• **Your objective**:
Transcribe each line exactly.

(Entries with figure data)
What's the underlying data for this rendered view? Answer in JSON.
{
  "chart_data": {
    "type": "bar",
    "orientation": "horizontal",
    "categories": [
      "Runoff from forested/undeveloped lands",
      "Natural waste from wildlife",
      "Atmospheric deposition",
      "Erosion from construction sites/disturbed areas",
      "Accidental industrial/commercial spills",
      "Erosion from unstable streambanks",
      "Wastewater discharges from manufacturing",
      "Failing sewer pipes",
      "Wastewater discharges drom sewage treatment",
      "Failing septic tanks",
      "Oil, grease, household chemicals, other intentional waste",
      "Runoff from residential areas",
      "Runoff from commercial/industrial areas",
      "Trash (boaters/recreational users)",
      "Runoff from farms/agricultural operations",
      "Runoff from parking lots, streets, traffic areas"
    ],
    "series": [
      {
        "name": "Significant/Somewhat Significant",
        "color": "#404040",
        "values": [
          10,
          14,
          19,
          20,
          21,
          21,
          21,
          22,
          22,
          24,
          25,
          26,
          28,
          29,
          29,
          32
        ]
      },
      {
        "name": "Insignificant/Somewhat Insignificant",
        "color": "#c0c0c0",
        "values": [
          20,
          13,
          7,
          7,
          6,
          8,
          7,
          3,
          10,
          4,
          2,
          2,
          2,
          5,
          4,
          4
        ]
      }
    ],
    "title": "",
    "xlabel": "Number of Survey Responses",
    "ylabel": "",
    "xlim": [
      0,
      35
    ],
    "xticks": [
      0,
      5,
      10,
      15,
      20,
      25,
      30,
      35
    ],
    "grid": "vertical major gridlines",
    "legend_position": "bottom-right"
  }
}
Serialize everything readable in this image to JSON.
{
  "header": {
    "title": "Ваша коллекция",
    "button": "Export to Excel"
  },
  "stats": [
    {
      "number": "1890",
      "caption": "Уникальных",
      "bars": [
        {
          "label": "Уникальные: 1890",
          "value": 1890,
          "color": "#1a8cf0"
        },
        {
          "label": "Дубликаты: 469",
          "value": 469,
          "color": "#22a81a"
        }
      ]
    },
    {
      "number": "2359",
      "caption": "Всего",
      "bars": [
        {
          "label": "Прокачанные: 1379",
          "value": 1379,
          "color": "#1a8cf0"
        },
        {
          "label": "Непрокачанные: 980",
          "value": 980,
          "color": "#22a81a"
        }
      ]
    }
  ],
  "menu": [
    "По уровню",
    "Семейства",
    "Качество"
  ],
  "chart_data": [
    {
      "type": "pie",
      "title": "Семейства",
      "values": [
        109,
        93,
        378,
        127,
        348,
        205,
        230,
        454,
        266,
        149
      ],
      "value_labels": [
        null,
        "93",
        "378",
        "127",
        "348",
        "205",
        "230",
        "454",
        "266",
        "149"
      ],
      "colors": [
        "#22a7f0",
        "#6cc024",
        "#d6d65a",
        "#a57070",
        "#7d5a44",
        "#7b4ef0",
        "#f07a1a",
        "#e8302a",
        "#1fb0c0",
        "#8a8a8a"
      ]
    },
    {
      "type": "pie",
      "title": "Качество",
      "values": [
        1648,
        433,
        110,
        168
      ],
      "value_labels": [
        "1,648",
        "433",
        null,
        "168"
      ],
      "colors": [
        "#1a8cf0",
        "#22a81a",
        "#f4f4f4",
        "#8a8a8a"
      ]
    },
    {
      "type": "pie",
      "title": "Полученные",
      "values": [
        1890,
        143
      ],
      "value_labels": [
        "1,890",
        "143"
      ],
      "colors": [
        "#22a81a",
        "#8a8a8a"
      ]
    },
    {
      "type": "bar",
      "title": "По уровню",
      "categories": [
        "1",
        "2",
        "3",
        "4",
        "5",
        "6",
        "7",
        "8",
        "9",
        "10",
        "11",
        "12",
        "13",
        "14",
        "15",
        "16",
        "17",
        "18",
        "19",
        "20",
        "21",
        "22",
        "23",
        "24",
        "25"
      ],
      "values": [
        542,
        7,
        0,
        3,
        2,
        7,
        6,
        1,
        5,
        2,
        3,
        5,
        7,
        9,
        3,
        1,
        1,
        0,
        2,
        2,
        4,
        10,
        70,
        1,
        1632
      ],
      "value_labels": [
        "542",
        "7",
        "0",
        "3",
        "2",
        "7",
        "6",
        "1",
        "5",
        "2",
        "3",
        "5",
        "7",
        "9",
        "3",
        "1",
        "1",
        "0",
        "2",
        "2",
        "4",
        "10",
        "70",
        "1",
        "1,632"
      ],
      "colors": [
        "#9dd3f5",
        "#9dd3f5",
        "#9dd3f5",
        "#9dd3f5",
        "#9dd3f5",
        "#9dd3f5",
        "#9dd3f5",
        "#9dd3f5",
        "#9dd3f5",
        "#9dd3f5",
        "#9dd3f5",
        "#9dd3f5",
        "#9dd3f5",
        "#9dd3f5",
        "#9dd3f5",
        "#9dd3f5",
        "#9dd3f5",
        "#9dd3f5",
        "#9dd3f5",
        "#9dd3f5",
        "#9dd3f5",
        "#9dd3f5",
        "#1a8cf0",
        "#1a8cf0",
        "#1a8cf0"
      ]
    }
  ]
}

• **Correct result**:
What's the underlying data for this rendered view? Answer in JSON.
{
  "chart_data": {
    "type": "bar",
    "orientation": "horizontal",
    "categories": [
      "Runoff from forested/undeveloped lands",
      "Natural waste from wildlife",
      "Atmospheric deposition",
      "Erosion from construction sites/disturbed areas",
      "Accidental industrial/commercial spills",
      "Erosion from unstable streambanks",
      "Wastewater discharges from manufacturing",
      "Failing sewer pipes",
      "Wastewater discharges drom sewage treatment",
      "Failing septic tanks",
      "Oil, grease, household chemicals, other intentional waste",
      "Runoff from residential areas",
      "Runoff from commercial/industrial areas",
      "Trash (boaters/recreational users)",
      "Runoff from farms/agricultural operations",
      "Runoff from parking lots, streets, traffic areas"
    ],
    "series": [
      {
        "name": "Significant/Somewhat Significant",
        "color": "#404040",
        "values": [
          10,
          14,
          19,
          20,
          21,
          21,
          21,
          22,
          22,
          24,
          25,
          26,
          28,
          29,
          29,
          32
        ]
      },
      {
        "name": "Insignificant/Somewhat Insignificant",
        "color": "#c0c0c0",
        "values": [
          20,
          13,
          7,
          7,
          6,
          8,
          7,
          3,
          10,
          4,
          2,
          2,
          2,
          5,
          4,
          4
        ]
      }
    ],
    "title": "",
    "xlabel": "Number of Survey Responses",
    "ylabel": "",
    "xlim": [
      0,
      35
    ],
    "xticks": [
      0,
      5,
      10,
      15,
      20,
      25,
      30,
      35
    ],
    "grid": "vertical major gridlines",
    "legend_position": "bottom-right"
  }
}
Serialize everything readable in this image to JSON.
{
  "header": {
    "title": "Ваша коллекция",
    "button": "Export to Excel"
  },
  "stats": [
    {
      "number": "1890",
      "caption": "Уникальных",
      "bars": [
        {
          "label": "Уникальные: 1890",
          "value": 1890,
          "color": "#1a8cf0"
        },
        {
          "label": "Дубликаты: 469",
          "value": 469,
          "color": "#22a81a"
        }
      ]
    },
    {
      "number": "2359",
      "caption": "Всего",
      "bars": [
        {
          "label": "Прокачанные: 1379",
          "value": 1379,
          "color": "#1a8cf0"
        },
        {
          "label": "Непрокачанные: 980",
          "value": 980,
          "color": "#22a81a"
        }
      ]
    }
  ],
  "menu": [
    "По уровню",
    "Семейства",
    "Качество"
  ],
  "chart_data": [
    {
      "type": "pie",
      "title": "Семейства",
      "values": [
        109,
        93,
        378,
        127,
        348,
        205,
        230,
        454,
        266,
        149
      ],
      "value_labels": [
        null,
        "93",
        "378",
        "127",
        "348",
        "205",
        "230",
        "454",
        "266",
        "149"
      ],
      "colors": [
        "#22a7f0",
        "#6cc024",
        "#d6d65a",
        "#a57070",
        "#7d5a44",
        "#7b4ef0",
        "#f07a1a",
        "#e8302a",
        "#1fb0c0",
        "#8a8a8a"
      ]
    },
    {
      "type": "pie",
      "title": "Качество",
      "values": [
        1648,
        433,
        110,
        168
      ],
      "value_labels": [
        "1,648",
        "433",
        null,
        "168"
      ],
      "colors": [
        "#1a8cf0",
        "#22a81a",
        "#f4f4f4",
        "#8a8a8a"
      ]
    },
    {
      "type": "pie",
      "title": "Полученные",
      "values": [
        1890,
        143
      ],
      "value_labels": [
        "1,890",
        "143"
      ],
      "colors": [
        "#22a81a",
        "#8a8a8a"
      ]
    },
    {
      "type": "bar",
      "title": "По уровню",
      "categories": [
        "1",
        "2",
        "3",
        "4",
        "5",
        "6",
        "7",
        "8",
        "9",
        "10",
        "11",
        "12",
        "13",
        "14",
        "15",
        "16",
        "17",
        "18",
        "19",
        "20",
        "21",
        "22",
        "23",
        "24",
        "25"
      ],
      "values": [
        542,
        7,
        0,
        3,
        2,
        7,
        6,
        1,
        5,
        2,
        3,
        5,
        7,
        9,
        3,
        1,
        1,
        0,
        2,
        2,
        4,
        10,
        70,
        1,
        1632
      ],
      "value_labels": [
        "542",
        "7",
        "0",
        "3",
        "2",
        "7",
        "6",
        "1",
        "5",
        "2",
        "3",
        "5",
        "7",
        "9",
        "3",
        "1",
        "1",
        "0",
        "2",
        "2",
        "4",
        "10",
        "70",
        "1",
        "1,632"
      ],
      "colors": [
        "#9dd3f5",
        "#9dd3f5",
        "#9dd3f5",
        "#9dd3f5",
        "#9dd3f5",
        "#9dd3f5",
        "#9dd3f5",
        "#9dd3f5",
        "#9dd3f5",
        "#9dd3f5",
        "#9dd3f5",
        "#9dd3f5",
        "#9dd3f5",
        "#9dd3f5",
        "#9dd3f5",
        "#9dd3f5",
        "#9dd3f5",
        "#9dd3f5",
        "#9dd3f5",
        "#9dd3f5",
        "#9dd3f5",
        "#9dd3f5",
        "#1a8cf0",
        "#1a8cf0",
        "#1a8cf0"
      ]
    }
  ]
}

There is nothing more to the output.